◆ Directions for this task:
Rewrite the items from the line with "Localize each UI" to the line with "header-indicador: INDICADOR xyxy=(234,746,317,766)", replacing "component" with "widget" and changing nothing else. Return only those lines, and leave the pictures out.

◆ Dataset records:

**********

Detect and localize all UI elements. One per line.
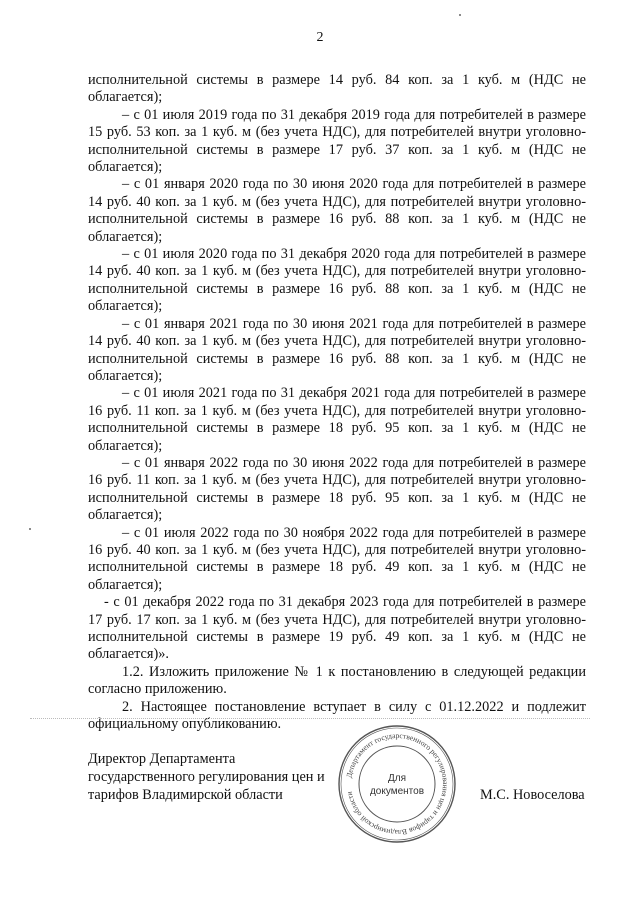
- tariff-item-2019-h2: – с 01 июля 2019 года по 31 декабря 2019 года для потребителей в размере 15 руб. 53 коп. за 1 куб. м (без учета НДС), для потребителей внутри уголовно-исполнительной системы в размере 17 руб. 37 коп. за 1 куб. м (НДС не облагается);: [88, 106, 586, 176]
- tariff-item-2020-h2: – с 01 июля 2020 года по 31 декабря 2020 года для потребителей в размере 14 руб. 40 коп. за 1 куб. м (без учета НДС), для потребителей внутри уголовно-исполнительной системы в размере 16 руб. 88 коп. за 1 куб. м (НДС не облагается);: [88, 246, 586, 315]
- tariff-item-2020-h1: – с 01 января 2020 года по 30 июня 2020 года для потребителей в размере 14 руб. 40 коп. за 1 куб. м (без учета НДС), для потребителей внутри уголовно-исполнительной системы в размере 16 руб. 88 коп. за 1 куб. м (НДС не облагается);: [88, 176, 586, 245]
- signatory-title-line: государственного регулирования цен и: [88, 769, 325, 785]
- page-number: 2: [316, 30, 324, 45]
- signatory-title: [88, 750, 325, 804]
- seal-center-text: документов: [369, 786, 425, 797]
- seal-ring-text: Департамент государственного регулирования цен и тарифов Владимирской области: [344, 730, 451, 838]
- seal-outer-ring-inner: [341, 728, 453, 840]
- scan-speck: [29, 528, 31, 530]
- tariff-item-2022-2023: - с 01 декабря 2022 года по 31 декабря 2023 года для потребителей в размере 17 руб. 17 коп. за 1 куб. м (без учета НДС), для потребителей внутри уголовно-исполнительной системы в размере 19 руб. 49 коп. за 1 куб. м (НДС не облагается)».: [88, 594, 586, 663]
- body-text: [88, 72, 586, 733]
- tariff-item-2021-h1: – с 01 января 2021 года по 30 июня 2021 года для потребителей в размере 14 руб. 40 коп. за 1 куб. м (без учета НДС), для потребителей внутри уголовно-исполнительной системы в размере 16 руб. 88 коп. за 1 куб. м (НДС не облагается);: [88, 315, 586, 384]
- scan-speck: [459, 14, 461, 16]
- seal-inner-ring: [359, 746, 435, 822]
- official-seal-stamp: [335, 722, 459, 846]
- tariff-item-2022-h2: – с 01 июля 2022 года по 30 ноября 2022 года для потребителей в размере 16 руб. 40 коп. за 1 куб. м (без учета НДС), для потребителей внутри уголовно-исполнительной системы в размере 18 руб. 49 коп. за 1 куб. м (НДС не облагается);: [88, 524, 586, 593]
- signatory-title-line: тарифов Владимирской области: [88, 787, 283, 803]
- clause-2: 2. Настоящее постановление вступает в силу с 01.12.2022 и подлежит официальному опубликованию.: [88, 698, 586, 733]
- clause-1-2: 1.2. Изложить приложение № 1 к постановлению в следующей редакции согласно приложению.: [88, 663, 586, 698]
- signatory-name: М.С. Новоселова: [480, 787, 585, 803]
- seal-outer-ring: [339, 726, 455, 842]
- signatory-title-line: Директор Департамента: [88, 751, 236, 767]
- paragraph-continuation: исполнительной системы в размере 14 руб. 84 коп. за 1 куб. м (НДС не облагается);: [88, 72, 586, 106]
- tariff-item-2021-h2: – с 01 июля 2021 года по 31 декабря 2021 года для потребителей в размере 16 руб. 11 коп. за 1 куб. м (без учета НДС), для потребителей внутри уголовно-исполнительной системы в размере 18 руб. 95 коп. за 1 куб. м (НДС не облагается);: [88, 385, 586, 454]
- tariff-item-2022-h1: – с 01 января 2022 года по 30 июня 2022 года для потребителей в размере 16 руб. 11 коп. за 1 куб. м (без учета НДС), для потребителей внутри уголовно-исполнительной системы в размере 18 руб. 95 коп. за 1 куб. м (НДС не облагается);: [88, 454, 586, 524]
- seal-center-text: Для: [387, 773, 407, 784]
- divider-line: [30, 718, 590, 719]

**********

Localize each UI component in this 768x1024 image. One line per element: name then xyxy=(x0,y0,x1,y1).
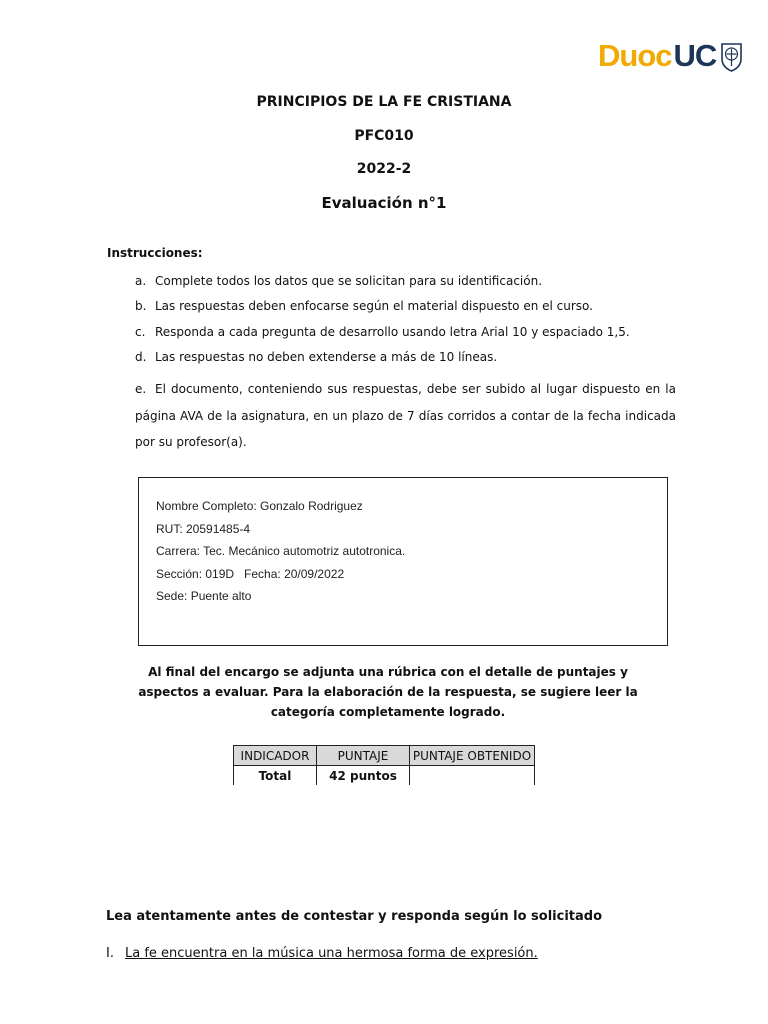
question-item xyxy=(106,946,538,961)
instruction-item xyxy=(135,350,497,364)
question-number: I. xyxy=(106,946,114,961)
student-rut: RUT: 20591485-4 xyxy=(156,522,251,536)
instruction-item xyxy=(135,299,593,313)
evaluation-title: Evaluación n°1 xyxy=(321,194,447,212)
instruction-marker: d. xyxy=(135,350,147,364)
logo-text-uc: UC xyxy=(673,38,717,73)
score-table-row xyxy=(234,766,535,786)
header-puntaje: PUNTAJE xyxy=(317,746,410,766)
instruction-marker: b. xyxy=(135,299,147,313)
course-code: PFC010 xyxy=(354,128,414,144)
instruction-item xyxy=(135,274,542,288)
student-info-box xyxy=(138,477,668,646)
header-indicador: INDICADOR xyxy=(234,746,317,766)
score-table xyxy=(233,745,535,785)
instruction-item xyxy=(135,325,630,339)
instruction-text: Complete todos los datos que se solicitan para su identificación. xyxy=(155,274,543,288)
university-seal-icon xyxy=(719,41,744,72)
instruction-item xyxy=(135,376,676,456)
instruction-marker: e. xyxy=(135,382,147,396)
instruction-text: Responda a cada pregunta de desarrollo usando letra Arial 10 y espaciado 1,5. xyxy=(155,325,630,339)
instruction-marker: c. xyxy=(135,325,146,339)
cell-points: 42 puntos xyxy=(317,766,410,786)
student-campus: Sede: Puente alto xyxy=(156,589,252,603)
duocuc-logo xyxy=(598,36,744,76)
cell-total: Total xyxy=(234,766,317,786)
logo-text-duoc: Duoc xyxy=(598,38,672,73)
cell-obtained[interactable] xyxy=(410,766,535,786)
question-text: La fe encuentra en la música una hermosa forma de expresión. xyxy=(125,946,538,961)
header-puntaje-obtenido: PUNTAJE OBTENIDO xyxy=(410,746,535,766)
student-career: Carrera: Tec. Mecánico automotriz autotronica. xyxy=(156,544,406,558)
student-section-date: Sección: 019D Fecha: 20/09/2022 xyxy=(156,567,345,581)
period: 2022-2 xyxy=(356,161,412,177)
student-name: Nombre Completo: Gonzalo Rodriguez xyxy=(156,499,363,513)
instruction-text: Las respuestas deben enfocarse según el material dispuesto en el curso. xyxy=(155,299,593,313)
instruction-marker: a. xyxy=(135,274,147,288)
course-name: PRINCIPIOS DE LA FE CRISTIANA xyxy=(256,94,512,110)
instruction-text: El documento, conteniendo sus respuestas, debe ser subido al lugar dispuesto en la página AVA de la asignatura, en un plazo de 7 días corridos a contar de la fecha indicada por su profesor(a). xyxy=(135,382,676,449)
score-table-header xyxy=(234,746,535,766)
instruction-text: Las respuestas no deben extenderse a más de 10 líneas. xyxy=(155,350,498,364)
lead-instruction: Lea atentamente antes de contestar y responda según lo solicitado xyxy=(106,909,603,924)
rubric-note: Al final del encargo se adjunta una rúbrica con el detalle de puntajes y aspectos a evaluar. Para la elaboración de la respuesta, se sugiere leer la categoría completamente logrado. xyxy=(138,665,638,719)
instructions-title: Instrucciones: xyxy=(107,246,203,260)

**********

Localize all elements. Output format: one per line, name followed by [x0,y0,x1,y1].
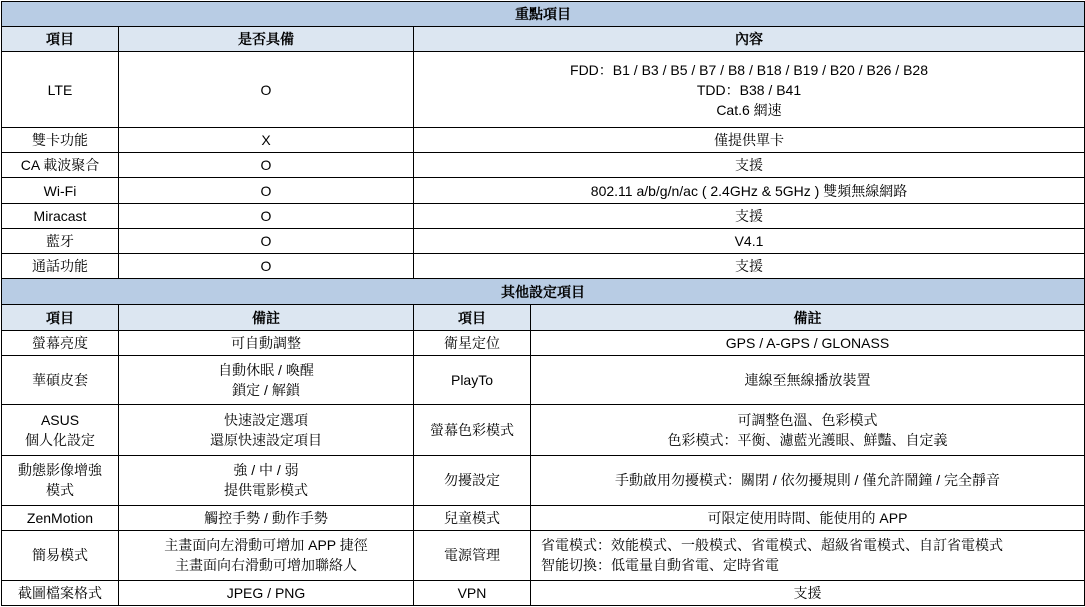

**********

◆ Result:
Localize each UI widget in this 768x1024 image. One line per element: name then xyxy=(x0,y0,x1,y1).
question-item xyxy=(106,946,538,961)
instruction-item xyxy=(135,350,497,364)
question-number: I. xyxy=(106,946,114,961)
student-rut: RUT: 20591485-4 xyxy=(156,522,251,536)
instruction-item xyxy=(135,299,593,313)
evaluation-title: Evaluación n°1 xyxy=(321,194,447,212)
instruction-marker: d. xyxy=(135,350,147,364)
logo-text-uc: UC xyxy=(673,38,717,73)
score-table-row xyxy=(234,766,535,786)
header-puntaje: PUNTAJE xyxy=(317,746,410,766)
instruction-marker: b. xyxy=(135,299,147,313)
course-code: PFC010 xyxy=(354,128,414,144)
instruction-item xyxy=(135,274,542,288)
student-info-box xyxy=(138,477,668,646)
header-indicador: INDICADOR xyxy=(234,746,317,766)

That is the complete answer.